Task objective:
Each entry needs to be restated exactly as written.

Material to process:
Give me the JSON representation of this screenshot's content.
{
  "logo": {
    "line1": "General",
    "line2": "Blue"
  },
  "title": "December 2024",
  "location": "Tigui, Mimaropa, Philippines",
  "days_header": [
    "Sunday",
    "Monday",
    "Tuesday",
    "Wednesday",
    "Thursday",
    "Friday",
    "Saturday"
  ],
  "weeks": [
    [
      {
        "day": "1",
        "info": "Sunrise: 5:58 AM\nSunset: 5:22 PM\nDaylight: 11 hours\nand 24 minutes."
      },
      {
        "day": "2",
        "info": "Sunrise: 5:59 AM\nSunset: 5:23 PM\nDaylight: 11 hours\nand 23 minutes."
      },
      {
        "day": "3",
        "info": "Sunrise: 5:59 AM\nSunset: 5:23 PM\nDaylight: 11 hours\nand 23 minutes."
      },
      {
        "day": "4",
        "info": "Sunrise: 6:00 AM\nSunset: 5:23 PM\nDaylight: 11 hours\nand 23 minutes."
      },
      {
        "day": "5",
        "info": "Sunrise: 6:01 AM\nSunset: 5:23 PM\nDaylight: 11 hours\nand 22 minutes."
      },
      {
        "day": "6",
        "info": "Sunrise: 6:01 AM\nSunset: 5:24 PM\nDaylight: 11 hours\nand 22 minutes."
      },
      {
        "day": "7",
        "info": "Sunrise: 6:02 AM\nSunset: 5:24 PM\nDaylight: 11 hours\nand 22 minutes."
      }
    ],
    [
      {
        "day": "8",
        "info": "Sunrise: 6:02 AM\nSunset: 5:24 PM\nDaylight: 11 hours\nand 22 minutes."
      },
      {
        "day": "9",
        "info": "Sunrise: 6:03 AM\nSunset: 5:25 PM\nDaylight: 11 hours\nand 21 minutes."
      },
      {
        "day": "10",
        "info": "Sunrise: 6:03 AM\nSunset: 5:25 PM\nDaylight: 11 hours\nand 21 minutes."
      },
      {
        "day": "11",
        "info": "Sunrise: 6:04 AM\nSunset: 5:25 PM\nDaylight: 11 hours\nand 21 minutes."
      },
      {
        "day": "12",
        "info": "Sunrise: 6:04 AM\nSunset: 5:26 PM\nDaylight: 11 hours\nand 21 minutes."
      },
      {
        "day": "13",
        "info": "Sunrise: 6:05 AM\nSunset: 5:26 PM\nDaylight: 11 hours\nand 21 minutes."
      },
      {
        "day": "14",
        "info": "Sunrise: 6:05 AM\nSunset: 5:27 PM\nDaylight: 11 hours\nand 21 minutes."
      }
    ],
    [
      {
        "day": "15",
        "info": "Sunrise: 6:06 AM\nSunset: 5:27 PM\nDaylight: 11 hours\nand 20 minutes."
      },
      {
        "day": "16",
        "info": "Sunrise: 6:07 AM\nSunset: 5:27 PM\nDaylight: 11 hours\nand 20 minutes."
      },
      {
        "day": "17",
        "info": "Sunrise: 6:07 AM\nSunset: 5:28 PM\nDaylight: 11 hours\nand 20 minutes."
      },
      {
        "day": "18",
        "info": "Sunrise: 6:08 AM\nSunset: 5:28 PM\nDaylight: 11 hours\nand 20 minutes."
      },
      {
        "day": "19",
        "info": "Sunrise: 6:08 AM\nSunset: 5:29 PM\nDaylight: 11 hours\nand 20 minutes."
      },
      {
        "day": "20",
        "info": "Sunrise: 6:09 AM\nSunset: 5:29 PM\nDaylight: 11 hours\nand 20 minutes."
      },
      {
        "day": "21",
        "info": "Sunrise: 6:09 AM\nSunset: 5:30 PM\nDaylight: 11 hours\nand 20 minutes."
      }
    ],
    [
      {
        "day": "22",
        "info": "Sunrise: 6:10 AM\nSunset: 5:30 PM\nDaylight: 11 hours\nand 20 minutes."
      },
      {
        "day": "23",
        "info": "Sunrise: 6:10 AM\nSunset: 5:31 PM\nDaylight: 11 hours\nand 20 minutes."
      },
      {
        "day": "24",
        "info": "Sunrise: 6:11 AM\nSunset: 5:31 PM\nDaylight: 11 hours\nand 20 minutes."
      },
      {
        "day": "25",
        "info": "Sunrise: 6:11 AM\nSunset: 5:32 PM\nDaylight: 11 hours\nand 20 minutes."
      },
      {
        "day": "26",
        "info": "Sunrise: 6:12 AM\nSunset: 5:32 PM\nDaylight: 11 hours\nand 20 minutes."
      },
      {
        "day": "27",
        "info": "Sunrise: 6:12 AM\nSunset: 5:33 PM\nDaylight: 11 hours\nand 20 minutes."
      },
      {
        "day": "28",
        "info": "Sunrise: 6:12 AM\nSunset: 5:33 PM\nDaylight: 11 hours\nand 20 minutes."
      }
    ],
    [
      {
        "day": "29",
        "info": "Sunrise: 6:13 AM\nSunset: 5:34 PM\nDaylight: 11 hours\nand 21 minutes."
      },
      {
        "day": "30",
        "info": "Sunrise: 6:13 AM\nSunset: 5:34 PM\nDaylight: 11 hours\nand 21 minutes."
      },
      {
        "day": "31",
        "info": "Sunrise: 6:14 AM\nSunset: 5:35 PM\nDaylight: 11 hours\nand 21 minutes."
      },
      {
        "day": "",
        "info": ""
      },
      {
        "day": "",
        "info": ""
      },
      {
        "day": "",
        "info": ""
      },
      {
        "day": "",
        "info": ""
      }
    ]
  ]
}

Written response:
Give me the JSON representation of this screenshot's content.
{
  "logo": {
    "line1": "General",
    "line2": "Blue"
  },
  "title": "December 2024",
  "location": "Tigui, Mimaropa, Philippines",
  "days_header": [
    "Sunday",
    "Monday",
    "Tuesday",
    "Wednesday",
    "Thursday",
    "Friday",
    "Saturday"
  ],
  "weeks": [
    [
      {
        "day": "1",
        "info": "Sunrise: 5:58 AM\nSunset: 5:22 PM\nDaylight: 11 hours\nand 24 minutes."
      },
      {
        "day": "2",
        "info": "Sunrise: 5:59 AM\nSunset: 5:23 PM\nDaylight: 11 hours\nand 23 minutes."
      },
      {
        "day": "3",
        "info": "Sunrise: 5:59 AM\nSunset: 5:23 PM\nDaylight: 11 hours\nand 23 minutes."
      },
      {
        "day": "4",
        "info": "Sunrise: 6:00 AM\nSunset: 5:23 PM\nDaylight: 11 hours\nand 23 minutes."
      },
      {
        "day": "5",
        "info": "Sunrise: 6:01 AM\nSunset: 5:23 PM\nDaylight: 11 hours\nand 22 minutes."
      },
      {
        "day": "6",
        "info": "Sunrise: 6:01 AM\nSunset: 5:24 PM\nDaylight: 11 hours\nand 22 minutes."
      },
      {
        "day": "7",
        "info": "Sunrise: 6:02 AM\nSunset: 5:24 PM\nDaylight: 11 hours\nand 22 minutes."
      }
    ],
    [
      {
        "day": "8",
        "info": "Sunrise: 6:02 AM\nSunset: 5:24 PM\nDaylight: 11 hours\nand 22 minutes."
      },
      {
        "day": "9",
        "info": "Sunrise: 6:03 AM\nSunset: 5:25 PM\nDaylight: 11 hours\nand 21 minutes."
      },
      {
        "day": "10",
        "info": "Sunrise: 6:03 AM\nSunset: 5:25 PM\nDaylight: 11 hours\nand 21 minutes."
      },
      {
        "day": "11",
        "info": "Sunrise: 6:04 AM\nSunset: 5:25 PM\nDaylight: 11 hours\nand 21 minutes."
      },
      {
        "day": "12",
        "info": "Sunrise: 6:04 AM\nSunset: 5:26 PM\nDaylight: 11 hours\nand 21 minutes."
      },
      {
        "day": "13",
        "info": "Sunrise: 6:05 AM\nSunset: 5:26 PM\nDaylight: 11 hours\nand 21 minutes."
      },
      {
        "day": "14",
        "info": "Sunrise: 6:05 AM\nSunset: 5:27 PM\nDaylight: 11 hours\nand 21 minutes."
      }
    ],
    [
      {
        "day": "15",
        "info": "Sunrise: 6:06 AM\nSunset: 5:27 PM\nDaylight: 11 hours\nand 20 minutes."
      },
      {
        "day": "16",
        "info": "Sunrise: 6:07 AM\nSunset: 5:27 PM\nDaylight: 11 hours\nand 20 minutes."
      },
      {
        "day": "17",
        "info": "Sunrise: 6:07 AM\nSunset: 5:28 PM\nDaylight: 11 hours\nand 20 minutes."
      },
      {
        "day": "18",
        "info": "Sunrise: 6:08 AM\nSunset: 5:28 PM\nDaylight: 11 hours\nand 20 minutes."
      },
      {
        "day": "19",
        "info": "Sunrise: 6:08 AM\nSunset: 5:29 PM\nDaylight: 11 hours\nand 20 minutes."
      },
      {
        "day": "20",
        "info": "Sunrise: 6:09 AM\nSunset: 5:29 PM\nDaylight: 11 hours\nand 20 minutes."
      },
      {
        "day": "21",
        "info": "Sunrise: 6:09 AM\nSunset: 5:30 PM\nDaylight: 11 hours\nand 20 minutes."
      }
    ],
    [
      {
        "day": "22",
        "info": "Sunrise: 6:10 AM\nSunset: 5:30 PM\nDaylight: 11 hours\nand 20 minutes."
      },
      {
        "day": "23",
        "info": "Sunrise: 6:10 AM\nSunset: 5:31 PM\nDaylight: 11 hours\nand 20 minutes."
      },
      {
        "day": "24",
        "info": "Sunrise: 6:11 AM\nSunset: 5:31 PM\nDaylight: 11 hours\nand 20 minutes."
      },
      {
        "day": "25",
        "info": "Sunrise: 6:11 AM\nSunset: 5:32 PM\nDaylight: 11 hours\nand 20 minutes."
      },
      {
        "day": "26",
        "info": "Sunrise: 6:12 AM\nSunset: 5:32 PM\nDaylight: 11 hours\nand 20 minutes."
      },
      {
        "day": "27",
        "info": "Sunrise: 6:12 AM\nSunset: 5:33 PM\nDaylight: 11 hours\nand 20 minutes."
      },
      {
        "day": "28",
        "info": "Sunrise: 6:12 AM\nSunset: 5:33 PM\nDaylight: 11 hours\nand 20 minutes."
      }
    ],
    [
      {
        "day": "29",
        "info": "Sunrise: 6:13 AM\nSunset: 5:34 PM\nDaylight: 11 hours\nand 21 minutes."
      },
      {
        "day": "30",
        "info": "Sunrise: 6:13 AM\nSunset: 5:34 PM\nDaylight: 11 hours\nand 21 minutes."
      },
      {
        "day": "31",
        "info": "Sunrise: 6:14 AM\nSunset: 5:35 PM\nDaylight: 11 hours\nand 21 minutes."
      },
      {
        "day": "",
        "info": ""
      },
      {
        "day": "",
        "info": ""
      },
      {
        "day": "",
        "info": ""
      },
      {
        "day": "",
        "info": ""
      }
    ]
  ]
}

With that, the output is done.